### Directions for this task
Every record below should be transcribed exactly. Omit the images.
** start Supplied material **
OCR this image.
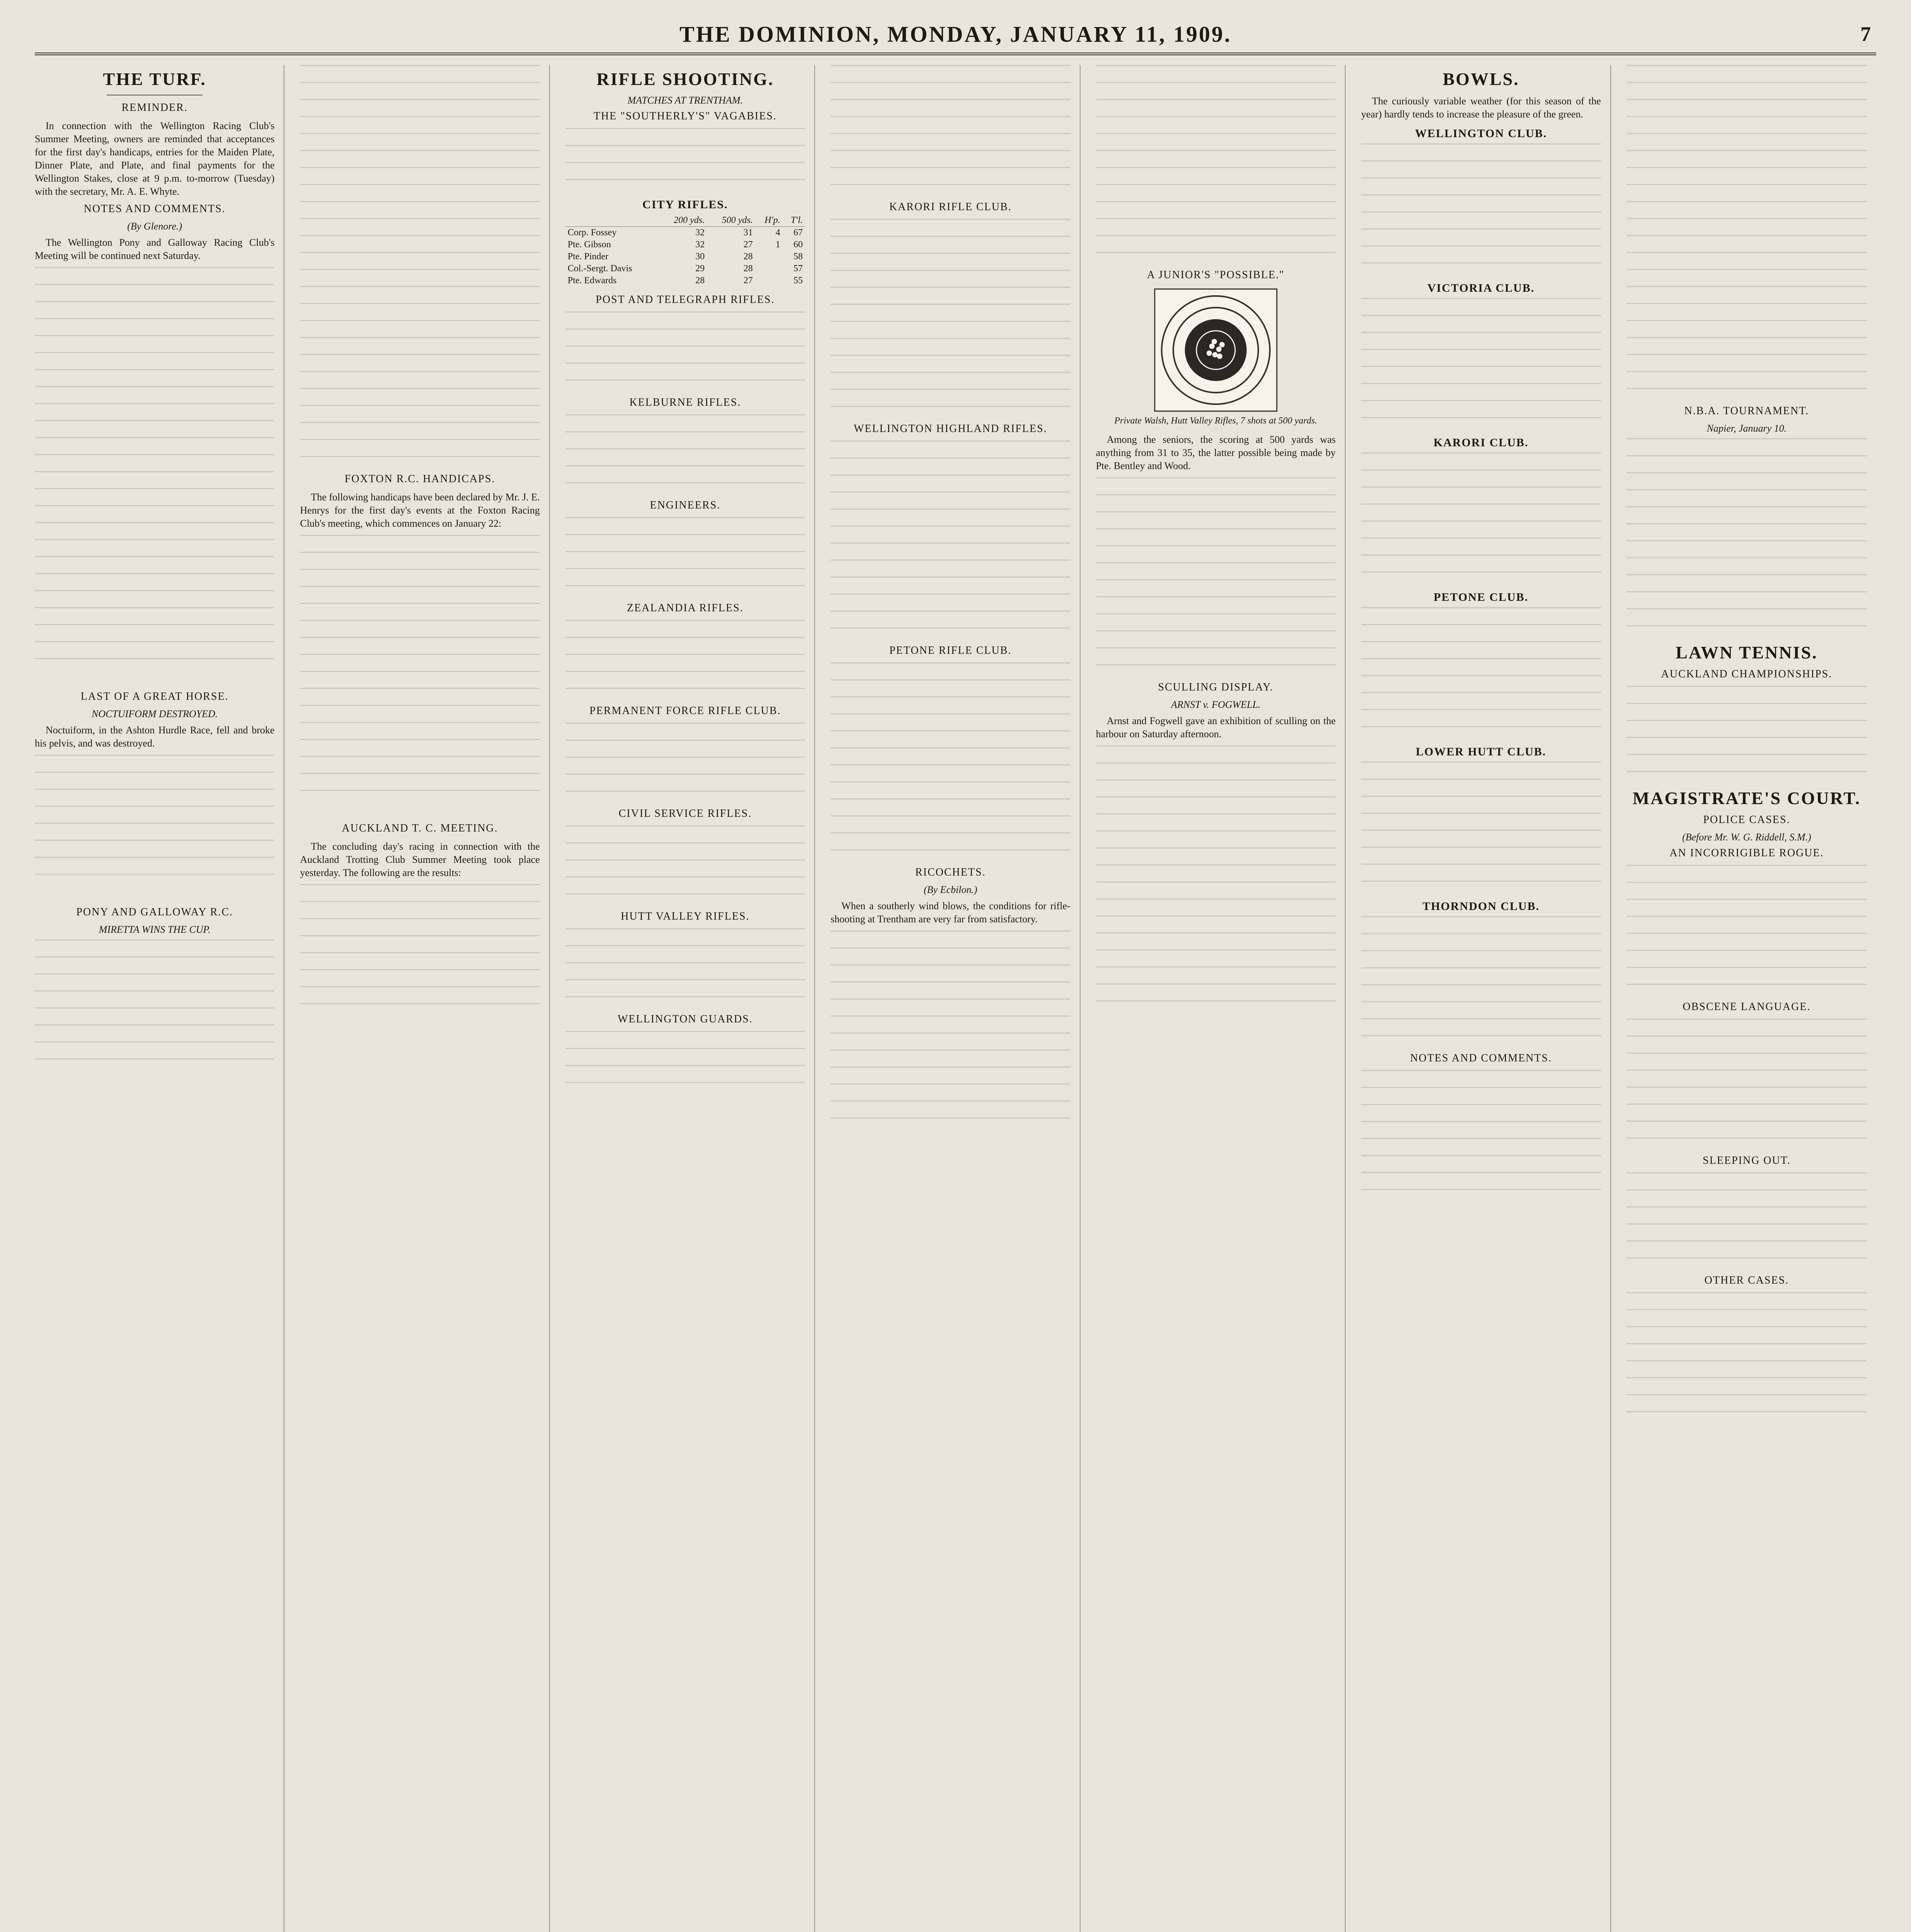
THE DOMINION, MONDAY, JANUARY 11, 1909.	7
THE TURF.
REMINDER.

In connection with the Wellington Racing Club's Summer Meeting, owners are reminded that acceptances for the first day's handicaps, entries for the Maiden Plate, Dinner Plate, and Plate, and final payments for the Wellington Stakes, close at 9 p.m. to-morrow (Tuesday) with the secretary, Mr. A. E. Whyte.

NOTES AND COMMENTS.
(By Glenore.)

The Wellington Pony and Galloway Racing Club's Meeting will be continued next Saturday.

LAST OF A GREAT HORSE.
NOCTUIFORM DESTROYED.

Noctuiform, in the Ashton Hurdle Race, fell and broke his pelvis, and was destroyed.

PONY AND GALLOWAY R.C.
MIRETTA WINS THE CUP.
FOXTON R.C. HANDICAPS.

The following handicaps have been declared by Mr. J. E. Henrys for the first day's events at the Foxton Racing Club's meeting, which commences on January 22:

AUCKLAND T. C. MEETING.

The concluding day's racing in connection with the Auckland Trotting Club Summer Meeting took place yesterday. The following are the results:

RIFLE SHOOTING.
MATCHES AT TRENTHAM.
THE "SOUTHERLY'S" VAGABIES.
CITY RIFLES.
	200 yds.	500 yds.	H'p.	T'l.
Corp. Fossey	32	31	4	67
Pte. Gibson	32	27	1	60
Pte. Pinder	30	28		58
Col.-Sergt. Davis	29	28		57
Pte. Edwards	28	27		55
POST AND TELEGRAPH RIFLES.
KELBURNE RIFLES.
ENGINEERS.
ZEALANDIA RIFLES.
PERMANENT FORCE RIFLE CLUB.
CIVIL SERVICE RIFLES.
HUTT VALLEY RIFLES.
WELLINGTON GUARDS.
KARORI RIFLE CLUB.
WELLINGTON HIGHLAND RIFLES.
PETONE RIFLE CLUB.
RICOCHETS.
(By Ecbilon.)

When a southerly wind blows, the conditions for rifle-shooting at Trentham are very far from satisfactory.

A JUNIOR'S "POSSIBLE."
Private Walsh, Hutt Valley Rifles, 7 shots at 500 yards.

Among the seniors, the scoring at 500 yards was anything from 31 to 35, the latter possible being made by Pte. Bentley and Wood.

SCULLING DISPLAY.
ARNST v. FOGWELL.

Arnst and Fogwell gave an exhibition of sculling on the harbour on Saturday afternoon.

BOWLS.

The curiously variable weather (for this season of the year) hardly tends to increase the pleasure of the green.

WELLINGTON CLUB.
VICTORIA CLUB.
KARORI CLUB.
PETONE CLUB.
LOWER HUTT CLUB.
THORNDON CLUB.
NOTES AND COMMENTS.
N.B.A. TOURNAMENT.
Napier, January 10.
LAWN TENNIS.
AUCKLAND CHAMPIONSHIPS.
MAGISTRATE'S COURT.
POLICE CASES.
(Before Mr. W. G. Riddell, S.M.)
AN INCORRIGIBLE ROGUE.
OBSCENE LANGUAGE.
SLEEPING OUT.
OTHER CASES.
** end Supplied material **
### Output below
OCR this image.
THE DOMINION, MONDAY, JANUARY 11, 1909.	7
THE TURF.
REMINDER.

In connection with the Wellington Racing Club's Summer Meeting, owners are reminded that acceptances for the first day's handicaps, entries for the Maiden Plate, Dinner Plate, and Plate, and final payments for the Wellington Stakes, close at 9 p.m. to-morrow (Tuesday) with the secretary, Mr. A. E. Whyte.

NOTES AND COMMENTS.
(By Glenore.)

The Wellington Pony and Galloway Racing Club's Meeting will be continued next Saturday.

LAST OF A GREAT HORSE.
NOCTUIFORM DESTROYED.

Noctuiform, in the Ashton Hurdle Race, fell and broke his pelvis, and was destroyed.

PONY AND GALLOWAY R.C.
MIRETTA WINS THE CUP.
FOXTON R.C. HANDICAPS.

The following handicaps have been declared by Mr. J. E. Henrys for the first day's events at the Foxton Racing Club's meeting, which commences on January 22:

AUCKLAND T. C. MEETING.

The concluding day's racing in connection with the Auckland Trotting Club Summer Meeting took place yesterday. The following are the results:

RIFLE SHOOTING.
MATCHES AT TRENTHAM.
THE "SOUTHERLY'S" VAGABIES.
CITY RIFLES.
	200 yds.	500 yds.	H'p.	T'l.
Corp. Fossey	32	31	4	67
Pte. Gibson	32	27	1	60
Pte. Pinder	30	28		58
Col.-Sergt. Davis	29	28		57
Pte. Edwards	28	27		55
POST AND TELEGRAPH RIFLES.
KELBURNE RIFLES.
ENGINEERS.
ZEALANDIA RIFLES.
PERMANENT FORCE RIFLE CLUB.
CIVIL SERVICE RIFLES.
HUTT VALLEY RIFLES.
WELLINGTON GUARDS.
KARORI RIFLE CLUB.
WELLINGTON HIGHLAND RIFLES.
PETONE RIFLE CLUB.
RICOCHETS.
(By Ecbilon.)

When a southerly wind blows, the conditions for rifle-shooting at Trentham are very far from satisfactory.

A JUNIOR'S "POSSIBLE."
Private Walsh, Hutt Valley Rifles, 7 shots at 500 yards.

Among the seniors, the scoring at 500 yards was anything from 31 to 35, the latter possible being made by Pte. Bentley and Wood.

SCULLING DISPLAY.
ARNST v. FOGWELL.

Arnst and Fogwell gave an exhibition of sculling on the harbour on Saturday afternoon.

BOWLS.

The curiously variable weather (for this season of the year) hardly tends to increase the pleasure of the green.

WELLINGTON CLUB.
VICTORIA CLUB.
KARORI CLUB.
PETONE CLUB.
LOWER HUTT CLUB.
THORNDON CLUB.
NOTES AND COMMENTS.
N.B.A. TOURNAMENT.
Napier, January 10.
LAWN TENNIS.
AUCKLAND CHAMPIONSHIPS.
MAGISTRATE'S COURT.
POLICE CASES.
(Before Mr. W. G. Riddell, S.M.)
AN INCORRIGIBLE ROGUE.
OBSCENE LANGUAGE.
SLEEPING OUT.
OTHER CASES.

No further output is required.